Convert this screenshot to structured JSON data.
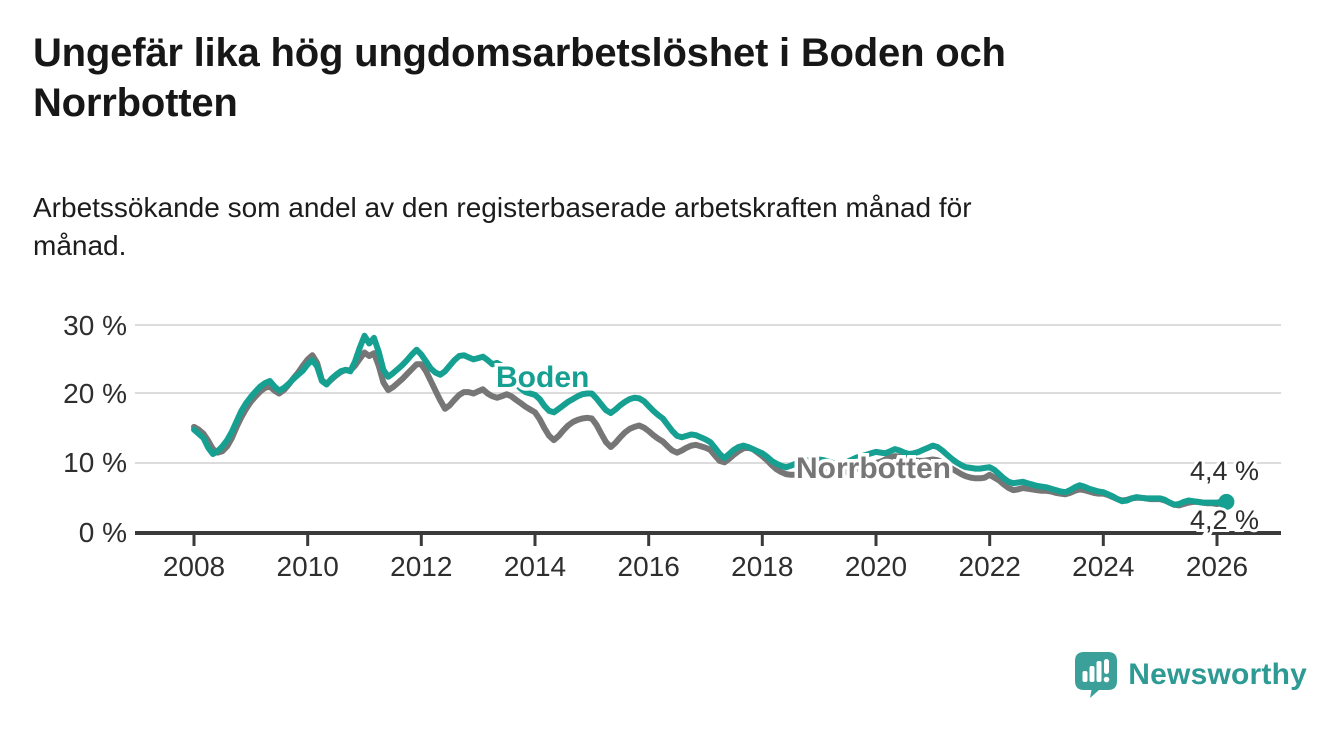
{
  "header": {
    "title_line1": "Ungefär lika hög ungdomsarbetslöshet i Boden och",
    "title_line2": "Norrbotten",
    "subtitle_line1": "Arbetssökande som andel av den registerbaserade arbetskraften månad för",
    "subtitle_line2": "månad."
  },
  "chart_data": {
    "type": "line",
    "title": "Ungefär lika hög ungdomsarbetslöshet i Boden och Norrbotten",
    "subtitle": "Arbetssökande som andel av den registerbaserade arbetskraften månad för månad.",
    "x_unit": "year-month",
    "start_year": 2008,
    "points_per_year": 12,
    "x_tick_labels": [
      "2008",
      "2010",
      "2012",
      "2014",
      "2016",
      "2018",
      "2020",
      "2022",
      "2024",
      "2026"
    ],
    "y_tick_labels": [
      "0 %",
      "10 %",
      "20 %",
      "30 %"
    ],
    "y_ticks": [
      0,
      10,
      20,
      30
    ],
    "ylim": [
      0,
      32
    ],
    "grid": true,
    "legend_position": "inline-labels",
    "series": [
      {
        "name": "Boden",
        "color": "#16a092",
        "end_label": "4,4 %",
        "values": [
          14.8,
          14.2,
          13.6,
          12.2,
          11.3,
          11.7,
          12.4,
          13.3,
          14.5,
          16.0,
          17.5,
          18.6,
          19.5,
          20.3,
          21.0,
          21.5,
          21.8,
          21.0,
          20.4,
          20.8,
          21.4,
          22.1,
          22.7,
          23.3,
          24.2,
          24.8,
          23.9,
          21.8,
          21.3,
          22.1,
          22.7,
          23.2,
          23.4,
          23.2,
          24.6,
          26.6,
          28.3,
          27.2,
          28.0,
          26.0,
          23.4,
          22.4,
          22.9,
          23.5,
          24.1,
          24.8,
          25.6,
          26.3,
          25.6,
          24.6,
          23.6,
          23.0,
          22.7,
          23.2,
          24.0,
          24.8,
          25.4,
          25.5,
          25.2,
          24.9,
          25.1,
          25.3,
          24.8,
          24.2,
          24.4,
          24.0,
          23.3,
          22.4,
          21.4,
          20.7,
          20.2,
          20.0,
          19.8,
          19.2,
          18.2,
          17.5,
          17.3,
          17.8,
          18.3,
          18.8,
          19.2,
          19.6,
          19.9,
          20.0,
          20.0,
          19.3,
          18.4,
          17.6,
          17.2,
          17.7,
          18.3,
          18.8,
          19.2,
          19.4,
          19.3,
          18.9,
          18.2,
          17.5,
          16.9,
          16.4,
          15.5,
          14.6,
          13.9,
          13.7,
          13.9,
          14.1,
          14.0,
          13.7,
          13.4,
          13.0,
          12.2,
          11.3,
          10.7,
          11.3,
          11.9,
          12.3,
          12.5,
          12.3,
          12.0,
          11.7,
          11.4,
          10.9,
          10.3,
          9.9,
          9.6,
          9.4,
          9.6,
          9.9,
          10.1,
          10.3,
          10.4,
          10.5,
          10.5,
          10.4,
          10.2,
          10.0,
          9.9,
          10.0,
          10.2,
          10.5,
          10.8,
          11.0,
          11.2,
          11.4,
          11.6,
          11.5,
          11.4,
          11.7,
          12.0,
          11.8,
          11.5,
          11.3,
          11.4,
          11.6,
          11.9,
          12.2,
          12.5,
          12.3,
          11.8,
          11.2,
          10.6,
          10.1,
          9.7,
          9.4,
          9.3,
          9.2,
          9.2,
          9.3,
          9.4,
          9.0,
          8.4,
          7.8,
          7.3,
          7.1,
          7.2,
          7.3,
          7.1,
          6.9,
          6.7,
          6.6,
          6.5,
          6.3,
          6.1,
          5.9,
          5.8,
          6.1,
          6.5,
          6.8,
          6.6,
          6.3,
          6.1,
          5.9,
          5.8,
          5.5,
          5.2,
          4.8,
          4.5,
          4.6,
          4.9,
          5.1,
          5.0,
          4.9,
          4.9,
          4.9,
          4.9,
          4.7,
          4.3,
          4.0,
          4.1,
          4.4,
          4.6,
          4.5,
          4.4,
          4.3,
          4.3,
          4.3,
          4.3,
          4.4,
          4.4
        ]
      },
      {
        "name": "Norrbotten",
        "color": "#767676",
        "end_label": "4,2 %",
        "values": [
          15.2,
          14.8,
          14.2,
          13.2,
          12.0,
          11.5,
          11.7,
          12.4,
          13.6,
          15.2,
          16.6,
          17.8,
          18.8,
          19.6,
          20.3,
          20.8,
          21.0,
          20.4,
          20.0,
          20.5,
          21.3,
          22.2,
          23.0,
          24.0,
          24.9,
          25.5,
          24.4,
          21.9,
          21.4,
          22.0,
          22.6,
          23.1,
          23.4,
          23.3,
          24.0,
          25.0,
          25.9,
          25.4,
          25.8,
          24.0,
          21.6,
          20.5,
          20.9,
          21.5,
          22.1,
          22.8,
          23.5,
          24.2,
          24.2,
          23.2,
          21.8,
          20.4,
          19.0,
          17.8,
          18.3,
          19.1,
          19.8,
          20.2,
          20.2,
          20.0,
          20.3,
          20.6,
          20.0,
          19.6,
          19.4,
          19.6,
          19.9,
          19.6,
          19.1,
          18.6,
          18.1,
          17.7,
          17.3,
          16.3,
          15.0,
          13.9,
          13.3,
          13.9,
          14.7,
          15.4,
          15.9,
          16.2,
          16.4,
          16.5,
          16.4,
          15.5,
          14.2,
          13.0,
          12.3,
          12.9,
          13.7,
          14.4,
          14.9,
          15.2,
          15.4,
          15.1,
          14.6,
          14.0,
          13.5,
          13.1,
          12.4,
          11.8,
          11.5,
          11.8,
          12.2,
          12.5,
          12.6,
          12.4,
          12.2,
          11.9,
          11.1,
          10.3,
          10.1,
          10.6,
          11.2,
          11.7,
          12.1,
          12.2,
          12.0,
          11.5,
          11.0,
          10.4,
          9.7,
          9.1,
          8.7,
          8.4,
          8.3,
          8.3,
          8.5,
          8.7,
          8.9,
          9.0,
          9.1,
          9.0,
          8.8,
          8.6,
          8.5,
          8.6,
          8.8,
          9.0,
          9.2,
          9.4,
          9.6,
          9.8,
          10.0,
          10.2,
          10.5,
          10.8,
          11.0,
          10.9,
          10.7,
          10.5,
          10.4,
          10.3,
          10.3,
          10.4,
          10.5,
          10.4,
          10.1,
          9.7,
          9.2,
          8.8,
          8.4,
          8.1,
          7.9,
          7.8,
          7.8,
          7.9,
          8.3,
          7.9,
          7.5,
          6.9,
          6.4,
          6.1,
          6.2,
          6.4,
          6.3,
          6.2,
          6.1,
          6.0,
          6.0,
          5.9,
          5.7,
          5.6,
          5.5,
          5.7,
          6.0,
          6.2,
          6.1,
          5.9,
          5.7,
          5.6,
          5.6,
          5.4,
          5.1,
          4.8,
          4.6,
          4.7,
          4.9,
          5.0,
          5.0,
          4.9,
          4.8,
          4.8,
          4.8,
          4.6,
          4.3,
          4.0,
          3.9,
          4.1,
          4.3,
          4.4,
          4.4,
          4.3,
          4.2,
          4.2,
          4.1,
          4.2,
          4.2
        ]
      }
    ]
  },
  "annotations": {
    "boden_label": "Boden",
    "norrbotten_label": "Norrbotten",
    "end_value_boden": "4,4 %",
    "end_value_norrbotten": "4,2 %"
  },
  "logo": {
    "text": "Newsworthy",
    "color": "#2d9a93",
    "icon_color": "#3aa099",
    "icon": "newsworthy-chart-bubble-icon"
  }
}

- - - - - - -

▶ The task:
What is the number of lines in the data holding the word "Ungefär"? Reply with that number only.

▶ Result for this exercise:
2